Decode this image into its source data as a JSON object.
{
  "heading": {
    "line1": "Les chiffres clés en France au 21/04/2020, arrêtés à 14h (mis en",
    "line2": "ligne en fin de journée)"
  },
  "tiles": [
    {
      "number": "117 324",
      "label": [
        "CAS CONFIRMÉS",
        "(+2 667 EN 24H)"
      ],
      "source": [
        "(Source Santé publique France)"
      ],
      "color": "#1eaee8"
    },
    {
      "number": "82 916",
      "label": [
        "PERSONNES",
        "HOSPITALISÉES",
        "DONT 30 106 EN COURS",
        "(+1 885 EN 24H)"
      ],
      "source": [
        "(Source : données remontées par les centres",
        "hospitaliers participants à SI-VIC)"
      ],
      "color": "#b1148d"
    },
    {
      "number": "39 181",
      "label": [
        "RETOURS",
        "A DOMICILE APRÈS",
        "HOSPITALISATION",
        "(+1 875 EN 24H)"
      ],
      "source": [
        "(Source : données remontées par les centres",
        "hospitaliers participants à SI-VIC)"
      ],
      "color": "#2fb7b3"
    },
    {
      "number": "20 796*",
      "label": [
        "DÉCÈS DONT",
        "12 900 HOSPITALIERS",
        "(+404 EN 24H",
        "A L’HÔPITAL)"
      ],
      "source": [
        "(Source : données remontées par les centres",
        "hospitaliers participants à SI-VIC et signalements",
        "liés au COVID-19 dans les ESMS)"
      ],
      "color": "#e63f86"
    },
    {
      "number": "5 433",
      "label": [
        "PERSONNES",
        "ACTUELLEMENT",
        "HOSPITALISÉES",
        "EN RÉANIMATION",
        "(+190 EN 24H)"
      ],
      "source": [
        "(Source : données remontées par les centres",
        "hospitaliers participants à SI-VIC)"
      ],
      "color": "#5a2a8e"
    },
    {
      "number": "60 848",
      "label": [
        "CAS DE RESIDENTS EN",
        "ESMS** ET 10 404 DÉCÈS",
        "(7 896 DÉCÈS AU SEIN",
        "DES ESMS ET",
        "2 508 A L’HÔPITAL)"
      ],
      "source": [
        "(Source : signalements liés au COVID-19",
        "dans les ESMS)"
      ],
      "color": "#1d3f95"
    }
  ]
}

+++++

What to do
Each of the records should be retyped exactly.

Solution to this problem
Decode this image into its source data as a JSON object.
{
  "heading": {
    "line1": "Les chiffres clés en France au 21/04/2020, arrêtés à 14h (mis en",
    "line2": "ligne en fin de journée)"
  },
  "tiles": [
    {
      "number": "117 324",
      "label": [
        "CAS CONFIRMÉS",
        "(+2 667 EN 24H)"
      ],
      "source": [
        "(Source Santé publique France)"
      ],
      "color": "#1eaee8"
    },
    {
      "number": "82 916",
      "label": [
        "PERSONNES",
        "HOSPITALISÉES",
        "DONT 30 106 EN COURS",
        "(+1 885 EN 24H)"
      ],
      "source": [
        "(Source : données remontées par les centres",
        "hospitaliers participants à SI-VIC)"
      ],
      "color": "#b1148d"
    },
    {
      "number": "39 181",
      "label": [
        "RETOURS",
        "A DOMICILE APRÈS",
        "HOSPITALISATION",
        "(+1 875 EN 24H)"
      ],
      "source": [
        "(Source : données remontées par les centres",
        "hospitaliers participants à SI-VIC)"
      ],
      "color": "#2fb7b3"
    },
    {
      "number": "20 796*",
      "label": [
        "DÉCÈS DONT",
        "12 900 HOSPITALIERS",
        "(+404 EN 24H",
        "A L’HÔPITAL)"
      ],
      "source": [
        "(Source : données remontées par les centres",
        "hospitaliers participants à SI-VIC et signalements",
        "liés au COVID-19 dans les ESMS)"
      ],
      "color": "#e63f86"
    },
    {
      "number": "5 433",
      "label": [
        "PERSONNES",
        "ACTUELLEMENT",
        "HOSPITALISÉES",
        "EN RÉANIMATION",
        "(+190 EN 24H)"
      ],
      "source": [
        "(Source : données remontées par les centres",
        "hospitaliers participants à SI-VIC)"
      ],
      "color": "#5a2a8e"
    },
    {
      "number": "60 848",
      "label": [
        "CAS DE RESIDENTS EN",
        "ESMS** ET 10 404 DÉCÈS",
        "(7 896 DÉCÈS AU SEIN",
        "DES ESMS ET",
        "2 508 A L’HÔPITAL)"
      ],
      "source": [
        "(Source : signalements liés au COVID-19",
        "dans les ESMS)"
      ],
      "color": "#1d3f95"
    }
  ]
}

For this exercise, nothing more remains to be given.